- _Problem to work on_: Tally the lines that contain "ресурсов" and report the total alone.

- _Dataset rows_:
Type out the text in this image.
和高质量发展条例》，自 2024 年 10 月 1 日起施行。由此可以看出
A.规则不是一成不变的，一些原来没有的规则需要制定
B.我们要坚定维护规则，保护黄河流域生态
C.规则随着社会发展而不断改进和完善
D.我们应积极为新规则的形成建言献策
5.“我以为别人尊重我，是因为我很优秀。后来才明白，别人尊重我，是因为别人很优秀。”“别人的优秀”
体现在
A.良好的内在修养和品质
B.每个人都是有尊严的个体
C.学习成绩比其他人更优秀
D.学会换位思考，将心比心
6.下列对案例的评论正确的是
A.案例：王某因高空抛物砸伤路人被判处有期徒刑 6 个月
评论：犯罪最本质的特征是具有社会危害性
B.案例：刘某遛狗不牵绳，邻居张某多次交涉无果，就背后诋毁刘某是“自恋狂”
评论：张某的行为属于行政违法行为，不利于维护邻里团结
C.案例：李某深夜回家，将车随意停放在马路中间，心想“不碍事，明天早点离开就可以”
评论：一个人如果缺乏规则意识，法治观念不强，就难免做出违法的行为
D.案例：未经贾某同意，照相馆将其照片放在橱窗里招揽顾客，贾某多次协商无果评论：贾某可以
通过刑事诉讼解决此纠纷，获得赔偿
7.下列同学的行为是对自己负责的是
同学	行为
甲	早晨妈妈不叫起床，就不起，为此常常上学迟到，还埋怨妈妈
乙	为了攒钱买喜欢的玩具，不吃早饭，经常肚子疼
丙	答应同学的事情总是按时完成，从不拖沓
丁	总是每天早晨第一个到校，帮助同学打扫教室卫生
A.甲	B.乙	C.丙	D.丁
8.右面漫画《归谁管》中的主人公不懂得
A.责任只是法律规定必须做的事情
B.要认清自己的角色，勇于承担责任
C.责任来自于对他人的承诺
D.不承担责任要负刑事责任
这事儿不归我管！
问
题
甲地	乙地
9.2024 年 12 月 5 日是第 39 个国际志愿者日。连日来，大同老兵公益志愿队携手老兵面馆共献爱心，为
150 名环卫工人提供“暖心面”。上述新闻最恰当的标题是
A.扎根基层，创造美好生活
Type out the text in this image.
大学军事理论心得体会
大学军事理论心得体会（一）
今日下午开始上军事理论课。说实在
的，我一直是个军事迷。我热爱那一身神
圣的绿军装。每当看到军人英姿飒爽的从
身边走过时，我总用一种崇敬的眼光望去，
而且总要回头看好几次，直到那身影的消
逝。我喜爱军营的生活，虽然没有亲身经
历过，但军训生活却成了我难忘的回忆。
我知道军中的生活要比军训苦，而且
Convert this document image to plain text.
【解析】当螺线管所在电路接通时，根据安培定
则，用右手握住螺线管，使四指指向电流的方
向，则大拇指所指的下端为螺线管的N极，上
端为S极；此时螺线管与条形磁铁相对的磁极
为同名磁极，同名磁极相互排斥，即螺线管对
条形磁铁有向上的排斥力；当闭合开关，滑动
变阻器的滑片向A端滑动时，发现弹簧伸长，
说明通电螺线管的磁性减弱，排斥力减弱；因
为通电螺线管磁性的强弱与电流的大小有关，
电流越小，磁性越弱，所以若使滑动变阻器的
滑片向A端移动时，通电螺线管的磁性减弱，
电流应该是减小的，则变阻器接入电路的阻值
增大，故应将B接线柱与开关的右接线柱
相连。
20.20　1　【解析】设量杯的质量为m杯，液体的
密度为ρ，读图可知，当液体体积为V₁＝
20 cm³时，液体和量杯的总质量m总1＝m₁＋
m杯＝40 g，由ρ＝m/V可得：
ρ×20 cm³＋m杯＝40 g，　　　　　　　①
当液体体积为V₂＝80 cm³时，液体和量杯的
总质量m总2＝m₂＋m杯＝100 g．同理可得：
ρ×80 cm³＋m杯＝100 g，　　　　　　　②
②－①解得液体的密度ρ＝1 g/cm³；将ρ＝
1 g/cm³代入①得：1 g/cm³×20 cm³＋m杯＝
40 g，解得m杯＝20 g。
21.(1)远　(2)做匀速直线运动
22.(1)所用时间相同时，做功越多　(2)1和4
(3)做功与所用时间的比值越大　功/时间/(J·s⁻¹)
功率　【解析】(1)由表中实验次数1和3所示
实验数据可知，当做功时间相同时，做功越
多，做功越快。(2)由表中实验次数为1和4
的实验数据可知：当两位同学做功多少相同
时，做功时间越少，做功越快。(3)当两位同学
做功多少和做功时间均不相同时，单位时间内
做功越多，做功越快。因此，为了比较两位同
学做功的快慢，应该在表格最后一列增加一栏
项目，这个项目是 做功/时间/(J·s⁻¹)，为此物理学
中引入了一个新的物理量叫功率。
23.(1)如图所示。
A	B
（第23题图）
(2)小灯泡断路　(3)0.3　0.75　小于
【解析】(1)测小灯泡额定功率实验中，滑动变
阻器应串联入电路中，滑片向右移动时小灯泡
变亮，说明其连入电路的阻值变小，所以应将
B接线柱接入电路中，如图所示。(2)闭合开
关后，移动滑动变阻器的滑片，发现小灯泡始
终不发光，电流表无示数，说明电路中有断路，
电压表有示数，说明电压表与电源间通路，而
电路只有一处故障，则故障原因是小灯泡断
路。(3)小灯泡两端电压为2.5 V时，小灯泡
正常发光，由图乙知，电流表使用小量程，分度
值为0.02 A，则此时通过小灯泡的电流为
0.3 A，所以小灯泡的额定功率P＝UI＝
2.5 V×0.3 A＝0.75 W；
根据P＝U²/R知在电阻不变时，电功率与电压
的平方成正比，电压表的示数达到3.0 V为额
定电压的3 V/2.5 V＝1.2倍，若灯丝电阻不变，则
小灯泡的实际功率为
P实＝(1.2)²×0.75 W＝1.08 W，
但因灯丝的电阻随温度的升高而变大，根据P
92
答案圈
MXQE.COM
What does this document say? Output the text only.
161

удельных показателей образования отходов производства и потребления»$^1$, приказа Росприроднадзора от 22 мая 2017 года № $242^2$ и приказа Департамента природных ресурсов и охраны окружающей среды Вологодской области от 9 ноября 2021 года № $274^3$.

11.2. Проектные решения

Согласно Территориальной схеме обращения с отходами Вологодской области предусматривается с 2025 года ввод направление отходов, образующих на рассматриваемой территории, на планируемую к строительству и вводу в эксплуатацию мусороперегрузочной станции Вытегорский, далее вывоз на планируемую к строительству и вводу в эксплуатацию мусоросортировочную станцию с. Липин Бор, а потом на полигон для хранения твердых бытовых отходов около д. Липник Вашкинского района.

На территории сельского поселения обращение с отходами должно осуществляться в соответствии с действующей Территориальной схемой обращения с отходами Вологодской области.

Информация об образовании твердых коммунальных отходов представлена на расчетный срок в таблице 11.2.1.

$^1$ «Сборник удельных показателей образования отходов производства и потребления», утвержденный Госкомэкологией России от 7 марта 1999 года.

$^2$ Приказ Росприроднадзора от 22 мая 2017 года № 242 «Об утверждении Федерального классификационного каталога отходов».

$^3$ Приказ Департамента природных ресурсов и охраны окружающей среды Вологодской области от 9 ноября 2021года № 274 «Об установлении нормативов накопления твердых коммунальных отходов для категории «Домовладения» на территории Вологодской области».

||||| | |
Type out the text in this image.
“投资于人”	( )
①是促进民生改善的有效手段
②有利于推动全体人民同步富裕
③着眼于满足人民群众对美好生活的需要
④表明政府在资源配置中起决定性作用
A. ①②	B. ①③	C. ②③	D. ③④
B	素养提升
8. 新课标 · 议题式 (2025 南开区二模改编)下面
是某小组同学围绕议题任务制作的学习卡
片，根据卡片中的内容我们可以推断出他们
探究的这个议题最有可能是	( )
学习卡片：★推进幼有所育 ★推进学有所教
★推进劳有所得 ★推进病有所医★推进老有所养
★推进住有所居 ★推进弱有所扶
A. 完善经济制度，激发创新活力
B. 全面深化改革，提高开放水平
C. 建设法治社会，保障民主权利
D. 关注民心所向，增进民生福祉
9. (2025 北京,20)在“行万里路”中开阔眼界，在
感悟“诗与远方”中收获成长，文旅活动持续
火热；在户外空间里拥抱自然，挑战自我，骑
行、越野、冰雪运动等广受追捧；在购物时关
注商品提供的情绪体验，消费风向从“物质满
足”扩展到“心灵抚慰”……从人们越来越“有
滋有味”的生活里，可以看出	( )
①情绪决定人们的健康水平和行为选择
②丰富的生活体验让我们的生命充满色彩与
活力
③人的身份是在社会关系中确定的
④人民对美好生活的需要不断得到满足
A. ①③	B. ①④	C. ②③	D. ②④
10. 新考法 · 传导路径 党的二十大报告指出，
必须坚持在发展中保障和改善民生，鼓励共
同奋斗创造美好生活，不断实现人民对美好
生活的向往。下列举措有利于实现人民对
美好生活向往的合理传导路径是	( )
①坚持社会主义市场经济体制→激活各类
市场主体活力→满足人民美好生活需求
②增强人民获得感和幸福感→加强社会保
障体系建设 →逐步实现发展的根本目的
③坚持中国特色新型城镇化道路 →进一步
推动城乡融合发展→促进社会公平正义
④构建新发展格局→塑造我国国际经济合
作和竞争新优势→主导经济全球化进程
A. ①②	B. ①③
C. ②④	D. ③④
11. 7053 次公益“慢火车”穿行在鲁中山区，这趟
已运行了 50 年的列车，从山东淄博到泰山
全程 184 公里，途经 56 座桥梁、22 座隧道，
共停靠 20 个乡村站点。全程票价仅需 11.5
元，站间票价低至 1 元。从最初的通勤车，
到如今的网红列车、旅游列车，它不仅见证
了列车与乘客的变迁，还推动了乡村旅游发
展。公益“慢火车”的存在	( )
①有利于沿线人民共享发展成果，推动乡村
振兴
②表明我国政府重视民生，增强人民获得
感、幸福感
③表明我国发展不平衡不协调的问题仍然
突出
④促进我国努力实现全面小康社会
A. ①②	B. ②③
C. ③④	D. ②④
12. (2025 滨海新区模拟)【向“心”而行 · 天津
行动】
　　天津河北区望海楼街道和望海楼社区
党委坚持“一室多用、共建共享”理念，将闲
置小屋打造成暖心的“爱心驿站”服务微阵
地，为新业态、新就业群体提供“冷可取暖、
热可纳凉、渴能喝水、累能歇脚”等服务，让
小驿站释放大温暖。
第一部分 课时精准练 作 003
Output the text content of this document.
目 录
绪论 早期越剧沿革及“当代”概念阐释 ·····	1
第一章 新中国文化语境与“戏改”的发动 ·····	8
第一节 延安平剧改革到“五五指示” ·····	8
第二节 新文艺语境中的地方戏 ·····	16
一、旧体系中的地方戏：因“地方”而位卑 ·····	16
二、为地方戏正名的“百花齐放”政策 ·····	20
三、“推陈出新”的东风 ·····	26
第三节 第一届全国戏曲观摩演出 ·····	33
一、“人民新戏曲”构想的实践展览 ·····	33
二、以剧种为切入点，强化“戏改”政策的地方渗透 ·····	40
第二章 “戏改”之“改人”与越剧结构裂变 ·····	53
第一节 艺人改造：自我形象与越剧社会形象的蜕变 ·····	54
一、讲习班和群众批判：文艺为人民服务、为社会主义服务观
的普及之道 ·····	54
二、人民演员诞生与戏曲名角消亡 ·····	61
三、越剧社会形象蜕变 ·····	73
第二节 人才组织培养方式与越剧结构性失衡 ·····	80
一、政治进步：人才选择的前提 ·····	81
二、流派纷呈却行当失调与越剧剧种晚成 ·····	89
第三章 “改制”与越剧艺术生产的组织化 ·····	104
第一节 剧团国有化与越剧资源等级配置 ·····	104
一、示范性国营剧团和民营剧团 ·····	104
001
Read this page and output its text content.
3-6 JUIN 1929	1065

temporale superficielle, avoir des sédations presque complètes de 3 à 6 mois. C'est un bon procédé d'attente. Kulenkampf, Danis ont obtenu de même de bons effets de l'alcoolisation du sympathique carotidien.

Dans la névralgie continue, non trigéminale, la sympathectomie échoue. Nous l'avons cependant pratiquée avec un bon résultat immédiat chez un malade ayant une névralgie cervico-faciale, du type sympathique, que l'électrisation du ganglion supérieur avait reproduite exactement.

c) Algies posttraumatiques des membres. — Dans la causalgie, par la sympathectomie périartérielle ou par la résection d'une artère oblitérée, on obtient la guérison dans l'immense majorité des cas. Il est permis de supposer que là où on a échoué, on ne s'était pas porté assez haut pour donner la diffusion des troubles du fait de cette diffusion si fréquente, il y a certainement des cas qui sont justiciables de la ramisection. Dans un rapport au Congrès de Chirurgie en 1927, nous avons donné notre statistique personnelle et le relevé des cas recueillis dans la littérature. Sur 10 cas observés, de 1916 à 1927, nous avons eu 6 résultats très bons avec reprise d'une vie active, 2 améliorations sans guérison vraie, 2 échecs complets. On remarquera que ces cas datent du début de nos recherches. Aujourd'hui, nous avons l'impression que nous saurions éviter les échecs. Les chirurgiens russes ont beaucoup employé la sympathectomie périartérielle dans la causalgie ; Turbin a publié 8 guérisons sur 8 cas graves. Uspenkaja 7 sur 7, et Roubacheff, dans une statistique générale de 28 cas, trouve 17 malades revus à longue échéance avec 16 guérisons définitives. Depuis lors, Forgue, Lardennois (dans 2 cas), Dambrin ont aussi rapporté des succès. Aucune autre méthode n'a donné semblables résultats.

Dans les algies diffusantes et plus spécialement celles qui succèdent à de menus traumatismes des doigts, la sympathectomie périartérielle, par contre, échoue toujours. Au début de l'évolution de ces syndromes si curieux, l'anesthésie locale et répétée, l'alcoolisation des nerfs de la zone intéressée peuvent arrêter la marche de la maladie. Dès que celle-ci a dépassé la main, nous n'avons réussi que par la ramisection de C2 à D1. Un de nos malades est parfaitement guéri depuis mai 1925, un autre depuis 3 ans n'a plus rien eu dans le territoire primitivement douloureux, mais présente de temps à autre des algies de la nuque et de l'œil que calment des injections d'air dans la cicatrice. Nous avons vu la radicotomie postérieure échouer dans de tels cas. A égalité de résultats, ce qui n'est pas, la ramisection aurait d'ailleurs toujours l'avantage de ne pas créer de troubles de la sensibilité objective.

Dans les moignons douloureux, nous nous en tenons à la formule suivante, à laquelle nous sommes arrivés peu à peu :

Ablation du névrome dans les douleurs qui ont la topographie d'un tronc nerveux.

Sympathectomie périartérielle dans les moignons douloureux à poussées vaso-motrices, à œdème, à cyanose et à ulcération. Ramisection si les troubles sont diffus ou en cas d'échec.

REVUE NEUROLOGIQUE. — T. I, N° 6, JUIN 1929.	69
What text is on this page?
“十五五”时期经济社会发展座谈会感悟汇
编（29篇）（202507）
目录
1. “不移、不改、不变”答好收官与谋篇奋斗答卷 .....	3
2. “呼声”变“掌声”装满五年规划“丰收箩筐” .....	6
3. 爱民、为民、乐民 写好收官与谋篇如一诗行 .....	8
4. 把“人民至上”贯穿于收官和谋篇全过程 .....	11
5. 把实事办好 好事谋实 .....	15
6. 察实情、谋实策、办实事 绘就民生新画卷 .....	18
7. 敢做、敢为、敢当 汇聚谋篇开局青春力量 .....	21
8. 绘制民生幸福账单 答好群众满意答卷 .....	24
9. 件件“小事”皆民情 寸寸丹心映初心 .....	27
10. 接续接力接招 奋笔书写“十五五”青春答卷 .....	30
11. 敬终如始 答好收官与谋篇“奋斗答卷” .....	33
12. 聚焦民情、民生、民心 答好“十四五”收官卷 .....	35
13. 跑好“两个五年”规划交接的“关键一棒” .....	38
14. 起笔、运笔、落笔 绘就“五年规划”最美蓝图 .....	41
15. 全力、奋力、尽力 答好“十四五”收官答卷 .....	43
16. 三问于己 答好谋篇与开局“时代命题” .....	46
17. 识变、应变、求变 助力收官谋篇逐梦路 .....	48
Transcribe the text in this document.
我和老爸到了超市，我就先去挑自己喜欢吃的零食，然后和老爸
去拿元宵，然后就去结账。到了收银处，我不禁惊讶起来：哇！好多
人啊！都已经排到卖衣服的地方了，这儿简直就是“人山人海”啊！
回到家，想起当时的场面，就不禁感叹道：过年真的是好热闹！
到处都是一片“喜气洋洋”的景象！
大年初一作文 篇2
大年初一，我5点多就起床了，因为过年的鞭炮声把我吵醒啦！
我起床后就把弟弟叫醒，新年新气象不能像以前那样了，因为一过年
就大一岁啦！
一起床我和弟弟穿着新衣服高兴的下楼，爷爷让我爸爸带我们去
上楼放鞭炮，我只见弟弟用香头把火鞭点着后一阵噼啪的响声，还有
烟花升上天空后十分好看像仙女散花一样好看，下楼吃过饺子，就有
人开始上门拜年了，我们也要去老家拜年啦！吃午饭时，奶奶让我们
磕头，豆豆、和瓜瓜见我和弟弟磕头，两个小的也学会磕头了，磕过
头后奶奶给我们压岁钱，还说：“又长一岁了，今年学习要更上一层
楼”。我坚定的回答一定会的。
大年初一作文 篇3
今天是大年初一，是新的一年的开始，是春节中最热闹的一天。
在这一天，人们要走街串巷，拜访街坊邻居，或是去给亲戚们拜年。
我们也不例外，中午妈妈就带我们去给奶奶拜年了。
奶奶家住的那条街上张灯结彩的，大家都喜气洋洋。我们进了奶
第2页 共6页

- _Output for this exercise_: 2